Provided information
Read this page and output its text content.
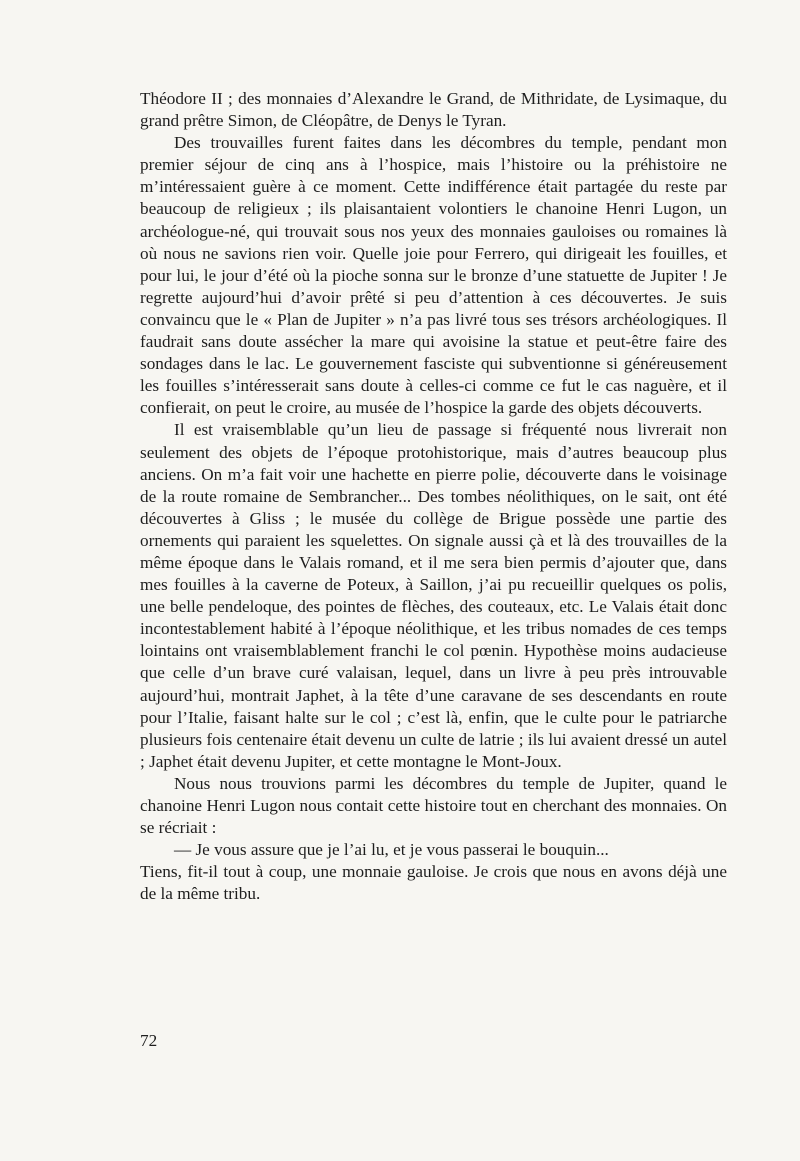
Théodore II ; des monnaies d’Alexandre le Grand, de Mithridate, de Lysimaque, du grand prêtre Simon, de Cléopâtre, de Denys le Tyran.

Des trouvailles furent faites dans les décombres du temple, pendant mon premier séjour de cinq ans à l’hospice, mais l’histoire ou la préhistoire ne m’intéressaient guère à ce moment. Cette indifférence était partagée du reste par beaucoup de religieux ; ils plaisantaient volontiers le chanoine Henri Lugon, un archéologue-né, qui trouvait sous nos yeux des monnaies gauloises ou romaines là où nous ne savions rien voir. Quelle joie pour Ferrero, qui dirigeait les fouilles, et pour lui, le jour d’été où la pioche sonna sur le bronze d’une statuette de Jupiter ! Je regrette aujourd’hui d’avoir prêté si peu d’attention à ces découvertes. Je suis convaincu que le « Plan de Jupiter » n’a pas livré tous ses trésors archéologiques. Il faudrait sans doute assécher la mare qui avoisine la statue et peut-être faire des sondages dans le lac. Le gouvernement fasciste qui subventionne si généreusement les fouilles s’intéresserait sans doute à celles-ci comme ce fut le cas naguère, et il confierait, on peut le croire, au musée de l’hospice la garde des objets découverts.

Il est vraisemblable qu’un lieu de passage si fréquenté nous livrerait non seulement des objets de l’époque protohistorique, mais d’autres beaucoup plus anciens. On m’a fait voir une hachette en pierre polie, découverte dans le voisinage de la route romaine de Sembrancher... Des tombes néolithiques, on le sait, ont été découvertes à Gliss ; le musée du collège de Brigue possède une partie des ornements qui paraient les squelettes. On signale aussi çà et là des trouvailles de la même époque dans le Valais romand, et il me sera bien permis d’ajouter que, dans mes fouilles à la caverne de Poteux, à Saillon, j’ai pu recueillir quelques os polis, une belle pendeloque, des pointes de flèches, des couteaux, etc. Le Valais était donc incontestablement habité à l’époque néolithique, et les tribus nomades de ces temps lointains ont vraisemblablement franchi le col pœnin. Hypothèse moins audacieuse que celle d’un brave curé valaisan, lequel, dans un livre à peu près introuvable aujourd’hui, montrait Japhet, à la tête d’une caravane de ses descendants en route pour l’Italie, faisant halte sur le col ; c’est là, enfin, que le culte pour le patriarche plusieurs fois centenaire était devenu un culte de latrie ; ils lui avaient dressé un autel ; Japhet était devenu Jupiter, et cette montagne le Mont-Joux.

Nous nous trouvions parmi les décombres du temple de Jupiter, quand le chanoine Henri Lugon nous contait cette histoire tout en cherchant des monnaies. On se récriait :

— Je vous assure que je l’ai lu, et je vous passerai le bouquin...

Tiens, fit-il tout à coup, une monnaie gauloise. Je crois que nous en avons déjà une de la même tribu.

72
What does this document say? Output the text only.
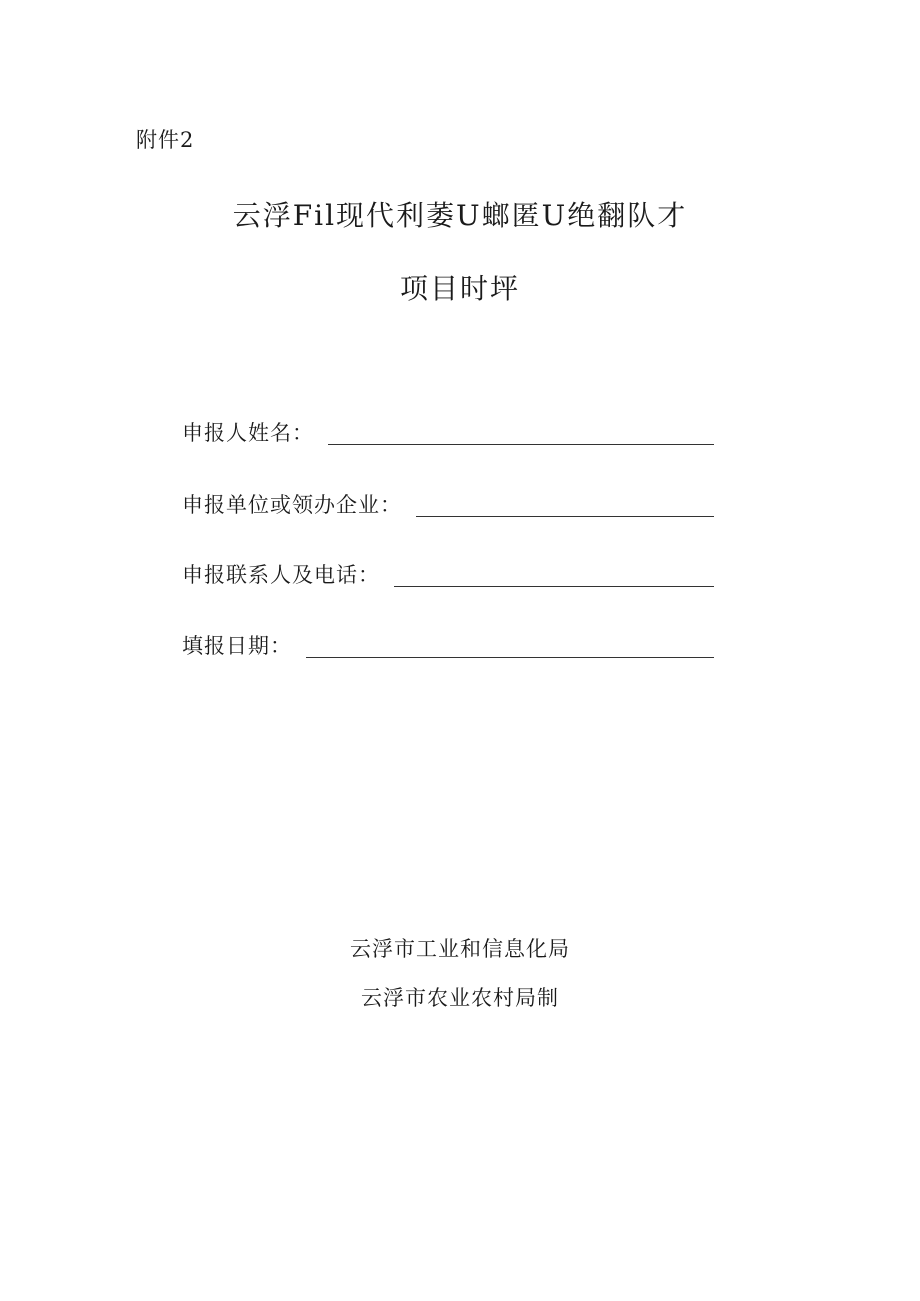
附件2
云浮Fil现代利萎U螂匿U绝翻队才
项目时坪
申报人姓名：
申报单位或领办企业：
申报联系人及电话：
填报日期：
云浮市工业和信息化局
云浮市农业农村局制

Exercise goal
Take the line containing "What does this" and every line after it up to the end of the entries, and quote them exactly. Both ends count; the pictures do not.

Response
What does this document say? Output the text only.
附件2
云浮Fil现代利萎U螂匿U绝翻队才
项目时坪
申报人姓名：
申报单位或领办企业：
申报联系人及电话：
填报日期：
云浮市工业和信息化局
云浮市农业农村局制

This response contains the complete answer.